* **What to produce**: Render the entries below as a two-column CSV with the headers "prompt" and "annotation", one row per entry. Put each entry's text and its answer in one double-quoted field each, with line breaks replaced by spaces, and omit the pictures.
--- BEGIN Supplied material ---
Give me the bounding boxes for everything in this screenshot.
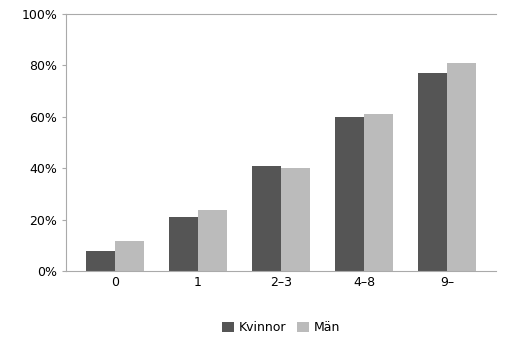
Bar [252, 166, 281, 271]
Bar [364, 114, 393, 271]
Bar [447, 63, 476, 271]
Bar [335, 117, 364, 271]
Legend: Kvinnor, Män: Kvinnor, Män [217, 316, 345, 339]
Bar [281, 168, 310, 271]
Bar [86, 251, 115, 271]
Bar [169, 218, 198, 271]
Bar [198, 209, 227, 271]
Bar [115, 240, 144, 271]
Bar [418, 73, 447, 271]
--- END Supplied material ---
* **Output for this task**:
prompt,annotation
"Give me the bounding boxes for everything in this screenshot.","Bar [252, 166, 281, 271] Bar [364, 114, 393, 271] Bar [447, 63, 476, 271] Bar [335, 117, 364, 271] Legend: Kvinnor, Män: Kvinnor, Män [217, 316, 345, 339] Bar [281, 168, 310, 271] Bar [86, 251, 115, 271] Bar [169, 218, 198, 271] Bar [198, 209, 227, 271] Bar [115, 240, 144, 271] Bar [418, 73, 447, 271]"